**** Records for the exercise ****
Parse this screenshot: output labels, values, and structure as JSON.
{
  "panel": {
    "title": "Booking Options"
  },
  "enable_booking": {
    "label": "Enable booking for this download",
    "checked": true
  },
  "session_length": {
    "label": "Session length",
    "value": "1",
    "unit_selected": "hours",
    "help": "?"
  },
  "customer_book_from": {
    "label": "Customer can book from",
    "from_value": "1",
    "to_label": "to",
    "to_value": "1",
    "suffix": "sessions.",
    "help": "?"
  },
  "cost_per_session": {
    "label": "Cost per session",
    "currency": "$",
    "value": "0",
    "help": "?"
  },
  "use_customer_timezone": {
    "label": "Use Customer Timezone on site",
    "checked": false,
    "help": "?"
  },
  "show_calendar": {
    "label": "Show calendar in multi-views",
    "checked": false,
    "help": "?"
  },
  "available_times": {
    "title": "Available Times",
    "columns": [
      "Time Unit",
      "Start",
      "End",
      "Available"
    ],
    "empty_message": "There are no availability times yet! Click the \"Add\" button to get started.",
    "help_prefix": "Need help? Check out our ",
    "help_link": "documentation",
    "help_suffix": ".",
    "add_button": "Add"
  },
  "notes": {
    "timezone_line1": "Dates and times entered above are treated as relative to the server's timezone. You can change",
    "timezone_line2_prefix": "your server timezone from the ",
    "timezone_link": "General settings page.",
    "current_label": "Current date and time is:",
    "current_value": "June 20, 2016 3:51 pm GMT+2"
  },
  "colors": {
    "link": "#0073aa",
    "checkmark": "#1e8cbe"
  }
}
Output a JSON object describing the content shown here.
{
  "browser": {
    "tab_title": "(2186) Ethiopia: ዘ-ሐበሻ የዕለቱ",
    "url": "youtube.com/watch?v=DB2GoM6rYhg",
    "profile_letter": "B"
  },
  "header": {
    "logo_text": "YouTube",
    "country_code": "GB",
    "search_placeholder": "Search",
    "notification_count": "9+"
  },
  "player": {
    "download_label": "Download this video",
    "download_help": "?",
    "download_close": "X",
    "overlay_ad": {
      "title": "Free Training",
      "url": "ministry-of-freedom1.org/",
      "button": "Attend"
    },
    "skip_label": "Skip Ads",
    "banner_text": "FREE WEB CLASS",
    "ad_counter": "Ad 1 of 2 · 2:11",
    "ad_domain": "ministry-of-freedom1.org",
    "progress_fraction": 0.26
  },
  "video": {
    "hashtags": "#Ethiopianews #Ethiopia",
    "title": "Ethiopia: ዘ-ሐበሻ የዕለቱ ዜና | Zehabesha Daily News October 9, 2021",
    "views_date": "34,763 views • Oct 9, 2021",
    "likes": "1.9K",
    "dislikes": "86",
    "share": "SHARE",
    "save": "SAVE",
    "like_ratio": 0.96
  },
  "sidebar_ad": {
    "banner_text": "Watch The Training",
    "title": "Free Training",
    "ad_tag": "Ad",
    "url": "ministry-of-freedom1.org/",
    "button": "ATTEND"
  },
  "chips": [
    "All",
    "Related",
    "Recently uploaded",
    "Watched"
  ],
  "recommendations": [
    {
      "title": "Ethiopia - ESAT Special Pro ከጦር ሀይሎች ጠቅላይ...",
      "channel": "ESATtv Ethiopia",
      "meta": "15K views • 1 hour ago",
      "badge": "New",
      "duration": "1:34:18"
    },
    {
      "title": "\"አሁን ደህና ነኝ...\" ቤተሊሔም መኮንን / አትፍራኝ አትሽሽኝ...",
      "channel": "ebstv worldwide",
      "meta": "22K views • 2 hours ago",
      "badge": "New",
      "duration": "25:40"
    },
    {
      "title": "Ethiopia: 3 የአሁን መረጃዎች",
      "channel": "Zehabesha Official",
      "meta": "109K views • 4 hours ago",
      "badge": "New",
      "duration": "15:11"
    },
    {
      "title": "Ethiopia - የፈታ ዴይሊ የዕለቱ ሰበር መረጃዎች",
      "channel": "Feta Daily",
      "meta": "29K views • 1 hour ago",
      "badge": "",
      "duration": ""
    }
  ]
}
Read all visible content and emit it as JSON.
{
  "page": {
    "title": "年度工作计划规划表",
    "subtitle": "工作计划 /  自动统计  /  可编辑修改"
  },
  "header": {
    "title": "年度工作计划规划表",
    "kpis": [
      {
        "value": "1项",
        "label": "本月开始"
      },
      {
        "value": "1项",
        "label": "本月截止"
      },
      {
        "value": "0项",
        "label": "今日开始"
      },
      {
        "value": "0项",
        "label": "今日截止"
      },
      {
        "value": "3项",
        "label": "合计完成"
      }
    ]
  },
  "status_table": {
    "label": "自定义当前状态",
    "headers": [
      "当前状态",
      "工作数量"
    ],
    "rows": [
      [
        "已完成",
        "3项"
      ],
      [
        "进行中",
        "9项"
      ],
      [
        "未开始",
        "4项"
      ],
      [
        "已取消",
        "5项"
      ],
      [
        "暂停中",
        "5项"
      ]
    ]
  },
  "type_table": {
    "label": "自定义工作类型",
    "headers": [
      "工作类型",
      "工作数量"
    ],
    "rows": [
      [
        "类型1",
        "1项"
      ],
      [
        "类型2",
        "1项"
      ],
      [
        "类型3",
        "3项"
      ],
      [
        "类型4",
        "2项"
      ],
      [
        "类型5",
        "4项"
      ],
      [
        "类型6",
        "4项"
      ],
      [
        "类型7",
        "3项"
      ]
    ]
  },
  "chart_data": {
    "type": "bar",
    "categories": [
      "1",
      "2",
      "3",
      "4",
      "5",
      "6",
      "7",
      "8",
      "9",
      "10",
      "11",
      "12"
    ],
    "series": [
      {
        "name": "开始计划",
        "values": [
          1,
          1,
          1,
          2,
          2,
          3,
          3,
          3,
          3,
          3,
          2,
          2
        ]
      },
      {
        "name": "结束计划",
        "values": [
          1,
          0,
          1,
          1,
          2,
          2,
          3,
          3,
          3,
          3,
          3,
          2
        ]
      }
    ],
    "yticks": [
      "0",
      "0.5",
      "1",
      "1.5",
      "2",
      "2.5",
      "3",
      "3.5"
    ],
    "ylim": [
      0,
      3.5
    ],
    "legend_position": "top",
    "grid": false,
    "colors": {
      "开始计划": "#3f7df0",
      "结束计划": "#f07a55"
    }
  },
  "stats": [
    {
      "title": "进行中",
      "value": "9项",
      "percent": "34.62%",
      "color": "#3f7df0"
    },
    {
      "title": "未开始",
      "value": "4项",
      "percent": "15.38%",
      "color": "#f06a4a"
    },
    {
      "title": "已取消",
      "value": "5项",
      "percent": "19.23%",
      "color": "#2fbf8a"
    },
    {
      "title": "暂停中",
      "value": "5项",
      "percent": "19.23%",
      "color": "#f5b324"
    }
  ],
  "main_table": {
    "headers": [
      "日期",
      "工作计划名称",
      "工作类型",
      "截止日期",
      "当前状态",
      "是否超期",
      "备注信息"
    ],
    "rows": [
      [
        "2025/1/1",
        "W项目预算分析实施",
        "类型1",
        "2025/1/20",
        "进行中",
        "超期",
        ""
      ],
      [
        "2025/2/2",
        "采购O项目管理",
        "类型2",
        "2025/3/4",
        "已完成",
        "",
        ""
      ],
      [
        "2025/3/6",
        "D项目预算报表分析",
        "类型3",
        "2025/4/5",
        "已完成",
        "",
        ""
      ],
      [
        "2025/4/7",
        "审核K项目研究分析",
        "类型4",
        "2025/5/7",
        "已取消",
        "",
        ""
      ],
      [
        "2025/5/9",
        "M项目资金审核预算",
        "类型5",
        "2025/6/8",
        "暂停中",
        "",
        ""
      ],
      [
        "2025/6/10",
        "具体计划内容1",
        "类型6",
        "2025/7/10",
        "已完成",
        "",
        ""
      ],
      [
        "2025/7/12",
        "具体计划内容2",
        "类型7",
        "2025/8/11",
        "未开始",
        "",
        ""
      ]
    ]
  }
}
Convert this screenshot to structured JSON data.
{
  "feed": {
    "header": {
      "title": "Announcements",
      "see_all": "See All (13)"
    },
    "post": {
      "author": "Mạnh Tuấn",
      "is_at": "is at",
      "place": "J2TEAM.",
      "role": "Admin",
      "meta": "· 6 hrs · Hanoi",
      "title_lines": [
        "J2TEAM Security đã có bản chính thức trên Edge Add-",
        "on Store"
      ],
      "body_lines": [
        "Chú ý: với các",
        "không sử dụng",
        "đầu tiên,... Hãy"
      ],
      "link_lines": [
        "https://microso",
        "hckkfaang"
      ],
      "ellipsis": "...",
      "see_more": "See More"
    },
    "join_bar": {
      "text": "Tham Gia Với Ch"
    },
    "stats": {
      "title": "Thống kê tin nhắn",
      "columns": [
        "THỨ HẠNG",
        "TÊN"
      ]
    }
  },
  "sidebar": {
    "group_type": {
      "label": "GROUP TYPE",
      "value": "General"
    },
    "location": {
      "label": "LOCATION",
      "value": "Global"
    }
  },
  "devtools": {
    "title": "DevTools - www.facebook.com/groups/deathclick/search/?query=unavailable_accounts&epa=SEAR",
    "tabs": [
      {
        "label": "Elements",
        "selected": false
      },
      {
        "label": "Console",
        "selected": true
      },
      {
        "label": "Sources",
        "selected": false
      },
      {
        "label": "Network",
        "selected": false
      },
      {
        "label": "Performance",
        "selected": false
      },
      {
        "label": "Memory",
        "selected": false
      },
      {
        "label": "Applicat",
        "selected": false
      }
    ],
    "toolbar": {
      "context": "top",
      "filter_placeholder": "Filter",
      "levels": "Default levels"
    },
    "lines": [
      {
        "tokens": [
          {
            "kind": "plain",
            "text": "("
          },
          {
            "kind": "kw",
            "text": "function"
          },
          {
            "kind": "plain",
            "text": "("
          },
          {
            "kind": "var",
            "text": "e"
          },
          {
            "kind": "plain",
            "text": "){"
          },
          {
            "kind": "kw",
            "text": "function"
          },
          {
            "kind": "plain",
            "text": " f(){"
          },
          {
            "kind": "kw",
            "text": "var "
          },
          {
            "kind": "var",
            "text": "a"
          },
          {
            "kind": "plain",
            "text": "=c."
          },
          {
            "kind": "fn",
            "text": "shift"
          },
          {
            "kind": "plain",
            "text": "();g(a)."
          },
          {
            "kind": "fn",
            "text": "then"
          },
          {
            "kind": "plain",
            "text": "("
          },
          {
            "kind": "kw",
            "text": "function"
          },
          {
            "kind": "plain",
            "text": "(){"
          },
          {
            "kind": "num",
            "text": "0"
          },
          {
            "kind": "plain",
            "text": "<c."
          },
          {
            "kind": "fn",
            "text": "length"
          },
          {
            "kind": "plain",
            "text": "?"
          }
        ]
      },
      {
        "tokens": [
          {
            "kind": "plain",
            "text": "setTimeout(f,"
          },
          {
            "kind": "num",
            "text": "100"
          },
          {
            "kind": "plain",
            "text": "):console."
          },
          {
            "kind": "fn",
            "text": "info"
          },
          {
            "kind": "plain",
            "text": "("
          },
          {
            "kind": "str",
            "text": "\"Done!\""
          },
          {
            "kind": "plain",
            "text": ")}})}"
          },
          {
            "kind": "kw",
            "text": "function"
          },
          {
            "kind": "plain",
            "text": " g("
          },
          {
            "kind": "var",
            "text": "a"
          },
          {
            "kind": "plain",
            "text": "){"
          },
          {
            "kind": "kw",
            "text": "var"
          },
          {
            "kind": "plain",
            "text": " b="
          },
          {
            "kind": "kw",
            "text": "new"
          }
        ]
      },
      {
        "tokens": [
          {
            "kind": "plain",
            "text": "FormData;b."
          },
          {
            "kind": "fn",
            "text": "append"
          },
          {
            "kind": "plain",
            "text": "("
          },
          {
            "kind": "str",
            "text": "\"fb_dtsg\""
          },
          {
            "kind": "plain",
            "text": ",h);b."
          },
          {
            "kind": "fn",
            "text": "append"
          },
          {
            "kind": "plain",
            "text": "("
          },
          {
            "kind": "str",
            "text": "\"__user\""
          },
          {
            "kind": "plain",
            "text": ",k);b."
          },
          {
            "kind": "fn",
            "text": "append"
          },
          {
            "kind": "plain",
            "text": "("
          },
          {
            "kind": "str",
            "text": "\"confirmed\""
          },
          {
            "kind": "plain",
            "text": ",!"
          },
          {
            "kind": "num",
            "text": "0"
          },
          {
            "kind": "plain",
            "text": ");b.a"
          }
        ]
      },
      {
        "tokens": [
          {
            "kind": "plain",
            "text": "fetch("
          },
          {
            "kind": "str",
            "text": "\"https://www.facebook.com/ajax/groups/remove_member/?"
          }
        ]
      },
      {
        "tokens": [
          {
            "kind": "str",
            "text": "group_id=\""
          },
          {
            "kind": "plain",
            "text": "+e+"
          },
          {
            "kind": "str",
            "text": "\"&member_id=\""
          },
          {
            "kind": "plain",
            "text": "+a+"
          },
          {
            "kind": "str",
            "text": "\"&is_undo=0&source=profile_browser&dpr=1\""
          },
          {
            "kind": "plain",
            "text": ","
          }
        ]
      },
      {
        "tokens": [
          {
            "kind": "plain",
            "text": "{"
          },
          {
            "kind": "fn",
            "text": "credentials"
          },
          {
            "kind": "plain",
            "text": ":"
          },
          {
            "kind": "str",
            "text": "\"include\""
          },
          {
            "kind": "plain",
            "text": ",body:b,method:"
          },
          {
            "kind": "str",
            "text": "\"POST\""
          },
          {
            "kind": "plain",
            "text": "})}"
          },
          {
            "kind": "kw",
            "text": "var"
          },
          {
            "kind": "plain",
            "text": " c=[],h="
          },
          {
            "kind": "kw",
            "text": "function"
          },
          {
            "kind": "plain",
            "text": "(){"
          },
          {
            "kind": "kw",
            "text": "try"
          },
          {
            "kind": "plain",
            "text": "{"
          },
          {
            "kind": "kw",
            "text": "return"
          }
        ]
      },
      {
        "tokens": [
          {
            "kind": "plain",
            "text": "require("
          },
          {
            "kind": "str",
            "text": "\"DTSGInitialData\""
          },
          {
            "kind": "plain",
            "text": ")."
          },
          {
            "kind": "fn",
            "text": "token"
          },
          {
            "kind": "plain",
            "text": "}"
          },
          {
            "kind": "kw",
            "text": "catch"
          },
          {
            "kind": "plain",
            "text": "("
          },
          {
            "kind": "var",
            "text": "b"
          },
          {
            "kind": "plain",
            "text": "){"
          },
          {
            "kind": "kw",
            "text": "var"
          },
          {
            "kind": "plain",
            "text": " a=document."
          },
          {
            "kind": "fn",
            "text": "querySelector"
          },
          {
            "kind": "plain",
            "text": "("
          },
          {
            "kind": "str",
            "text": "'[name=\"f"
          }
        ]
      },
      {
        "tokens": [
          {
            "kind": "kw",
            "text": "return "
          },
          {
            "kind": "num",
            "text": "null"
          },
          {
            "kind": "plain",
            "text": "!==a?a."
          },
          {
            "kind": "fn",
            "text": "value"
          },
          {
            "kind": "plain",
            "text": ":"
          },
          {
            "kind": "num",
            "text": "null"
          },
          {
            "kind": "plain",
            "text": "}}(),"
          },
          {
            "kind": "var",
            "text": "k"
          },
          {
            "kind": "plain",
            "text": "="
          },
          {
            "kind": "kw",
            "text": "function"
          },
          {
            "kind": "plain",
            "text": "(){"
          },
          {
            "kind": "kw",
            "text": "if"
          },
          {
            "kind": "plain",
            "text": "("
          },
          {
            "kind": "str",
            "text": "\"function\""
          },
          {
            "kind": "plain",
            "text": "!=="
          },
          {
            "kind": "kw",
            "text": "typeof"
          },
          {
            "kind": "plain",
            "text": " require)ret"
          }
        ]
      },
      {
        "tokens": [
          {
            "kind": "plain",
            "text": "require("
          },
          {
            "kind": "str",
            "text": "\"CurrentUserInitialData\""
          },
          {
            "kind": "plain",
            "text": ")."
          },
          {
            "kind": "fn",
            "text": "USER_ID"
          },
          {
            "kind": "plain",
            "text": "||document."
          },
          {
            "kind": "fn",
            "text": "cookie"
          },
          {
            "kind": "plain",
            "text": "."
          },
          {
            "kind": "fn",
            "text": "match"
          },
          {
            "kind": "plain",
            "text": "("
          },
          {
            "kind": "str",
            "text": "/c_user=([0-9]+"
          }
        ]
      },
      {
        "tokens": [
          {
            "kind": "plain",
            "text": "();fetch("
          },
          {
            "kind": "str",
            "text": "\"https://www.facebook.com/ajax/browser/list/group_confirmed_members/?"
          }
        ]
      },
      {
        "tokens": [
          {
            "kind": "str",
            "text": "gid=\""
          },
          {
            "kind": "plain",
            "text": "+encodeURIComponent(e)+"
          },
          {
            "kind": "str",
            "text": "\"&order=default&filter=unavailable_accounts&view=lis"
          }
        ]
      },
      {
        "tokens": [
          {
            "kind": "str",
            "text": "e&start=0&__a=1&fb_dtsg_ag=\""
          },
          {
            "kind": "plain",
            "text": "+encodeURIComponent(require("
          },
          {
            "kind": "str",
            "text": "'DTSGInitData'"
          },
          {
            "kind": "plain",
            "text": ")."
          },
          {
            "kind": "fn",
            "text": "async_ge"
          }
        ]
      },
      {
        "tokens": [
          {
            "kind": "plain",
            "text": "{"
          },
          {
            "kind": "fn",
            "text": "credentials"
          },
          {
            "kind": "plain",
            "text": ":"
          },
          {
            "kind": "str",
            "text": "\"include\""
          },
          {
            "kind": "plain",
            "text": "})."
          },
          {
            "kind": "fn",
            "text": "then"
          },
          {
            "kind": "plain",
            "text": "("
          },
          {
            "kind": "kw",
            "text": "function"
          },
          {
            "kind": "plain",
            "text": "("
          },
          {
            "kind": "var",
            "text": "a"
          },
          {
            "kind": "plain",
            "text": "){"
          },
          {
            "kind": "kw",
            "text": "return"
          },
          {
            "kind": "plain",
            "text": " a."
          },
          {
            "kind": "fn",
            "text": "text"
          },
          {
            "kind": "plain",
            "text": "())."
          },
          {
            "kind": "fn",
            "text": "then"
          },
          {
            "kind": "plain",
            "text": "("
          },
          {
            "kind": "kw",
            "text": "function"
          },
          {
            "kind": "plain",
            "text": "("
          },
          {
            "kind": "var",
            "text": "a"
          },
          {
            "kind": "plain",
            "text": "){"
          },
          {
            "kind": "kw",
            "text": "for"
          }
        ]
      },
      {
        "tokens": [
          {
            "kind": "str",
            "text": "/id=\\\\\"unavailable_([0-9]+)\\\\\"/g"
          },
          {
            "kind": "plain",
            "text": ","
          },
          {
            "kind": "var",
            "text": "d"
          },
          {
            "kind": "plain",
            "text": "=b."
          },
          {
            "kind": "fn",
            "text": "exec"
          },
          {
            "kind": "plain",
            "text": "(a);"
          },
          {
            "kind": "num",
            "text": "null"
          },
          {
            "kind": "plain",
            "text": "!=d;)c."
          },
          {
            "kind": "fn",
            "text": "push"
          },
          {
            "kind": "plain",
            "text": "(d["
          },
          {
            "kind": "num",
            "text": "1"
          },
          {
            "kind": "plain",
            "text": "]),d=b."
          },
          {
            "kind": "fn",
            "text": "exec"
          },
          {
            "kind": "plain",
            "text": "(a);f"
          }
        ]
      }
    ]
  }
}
****
Count every line bearing the word "server"; report the total only.

Answer to this problem: 2